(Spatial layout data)

•••

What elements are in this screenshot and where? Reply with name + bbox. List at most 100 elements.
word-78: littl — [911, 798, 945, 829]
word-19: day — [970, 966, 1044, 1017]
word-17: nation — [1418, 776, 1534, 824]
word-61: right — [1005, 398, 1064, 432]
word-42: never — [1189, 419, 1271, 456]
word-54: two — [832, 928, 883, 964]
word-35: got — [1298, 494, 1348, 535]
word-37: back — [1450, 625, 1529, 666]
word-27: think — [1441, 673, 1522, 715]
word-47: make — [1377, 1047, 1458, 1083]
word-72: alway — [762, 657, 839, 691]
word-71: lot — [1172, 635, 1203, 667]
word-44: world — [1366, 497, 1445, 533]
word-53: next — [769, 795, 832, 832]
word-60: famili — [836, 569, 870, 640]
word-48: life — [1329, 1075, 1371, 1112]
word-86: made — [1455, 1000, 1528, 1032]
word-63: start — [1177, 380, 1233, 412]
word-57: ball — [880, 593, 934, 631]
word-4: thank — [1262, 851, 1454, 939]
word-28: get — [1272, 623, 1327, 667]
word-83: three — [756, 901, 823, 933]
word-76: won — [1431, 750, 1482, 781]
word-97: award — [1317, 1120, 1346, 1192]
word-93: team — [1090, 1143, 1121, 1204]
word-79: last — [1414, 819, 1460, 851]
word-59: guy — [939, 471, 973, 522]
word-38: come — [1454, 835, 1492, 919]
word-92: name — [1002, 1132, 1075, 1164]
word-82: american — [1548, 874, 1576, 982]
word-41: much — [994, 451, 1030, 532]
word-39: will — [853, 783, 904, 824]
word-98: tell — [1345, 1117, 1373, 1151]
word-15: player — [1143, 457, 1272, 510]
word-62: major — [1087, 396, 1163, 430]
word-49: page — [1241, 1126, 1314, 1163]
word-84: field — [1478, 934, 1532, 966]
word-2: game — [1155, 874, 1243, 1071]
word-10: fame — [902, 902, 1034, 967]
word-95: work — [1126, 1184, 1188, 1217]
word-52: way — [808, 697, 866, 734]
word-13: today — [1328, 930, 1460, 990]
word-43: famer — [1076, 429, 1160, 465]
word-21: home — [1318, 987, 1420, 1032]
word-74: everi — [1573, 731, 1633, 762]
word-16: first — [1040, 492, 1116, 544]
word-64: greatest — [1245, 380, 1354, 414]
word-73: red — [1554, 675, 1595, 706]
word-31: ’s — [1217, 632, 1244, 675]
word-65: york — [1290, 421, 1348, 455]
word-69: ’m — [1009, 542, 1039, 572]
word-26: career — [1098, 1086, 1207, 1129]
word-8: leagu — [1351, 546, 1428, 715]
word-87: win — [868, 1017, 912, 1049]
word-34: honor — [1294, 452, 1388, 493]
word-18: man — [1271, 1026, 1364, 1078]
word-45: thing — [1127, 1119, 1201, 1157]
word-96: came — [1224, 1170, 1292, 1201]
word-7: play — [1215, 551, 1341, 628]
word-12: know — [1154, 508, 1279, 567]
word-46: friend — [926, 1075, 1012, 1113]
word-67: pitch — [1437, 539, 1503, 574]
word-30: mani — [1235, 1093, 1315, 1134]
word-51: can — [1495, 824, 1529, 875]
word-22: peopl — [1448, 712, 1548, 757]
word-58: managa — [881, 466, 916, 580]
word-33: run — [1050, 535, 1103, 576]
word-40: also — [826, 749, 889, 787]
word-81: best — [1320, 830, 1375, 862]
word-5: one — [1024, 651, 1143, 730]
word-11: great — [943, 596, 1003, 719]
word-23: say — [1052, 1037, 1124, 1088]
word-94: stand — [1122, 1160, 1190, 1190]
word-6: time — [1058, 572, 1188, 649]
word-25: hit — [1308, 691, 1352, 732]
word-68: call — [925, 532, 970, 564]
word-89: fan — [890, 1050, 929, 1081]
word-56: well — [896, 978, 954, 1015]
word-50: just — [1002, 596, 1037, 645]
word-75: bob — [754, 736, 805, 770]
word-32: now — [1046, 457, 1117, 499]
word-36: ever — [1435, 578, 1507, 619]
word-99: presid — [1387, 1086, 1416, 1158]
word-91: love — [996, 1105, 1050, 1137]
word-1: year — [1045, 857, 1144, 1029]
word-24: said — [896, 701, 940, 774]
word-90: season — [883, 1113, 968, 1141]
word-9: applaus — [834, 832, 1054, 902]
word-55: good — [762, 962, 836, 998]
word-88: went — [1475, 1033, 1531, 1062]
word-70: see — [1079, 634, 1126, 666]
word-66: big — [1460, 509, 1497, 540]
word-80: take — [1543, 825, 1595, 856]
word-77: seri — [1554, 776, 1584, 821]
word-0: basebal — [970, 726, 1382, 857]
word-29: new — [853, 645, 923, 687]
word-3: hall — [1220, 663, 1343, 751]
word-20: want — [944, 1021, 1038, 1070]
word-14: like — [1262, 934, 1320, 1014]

•••

Which lines in the listing above contain the string "name"? Extract each of those lines in full, treating uppercase and lowercase as different.

● **TASK RESPONSE**
What elements are in this screenshot and where? Reply with name + bbox. List at most 100 elements.
word-92: name — [1002, 1132, 1075, 1164]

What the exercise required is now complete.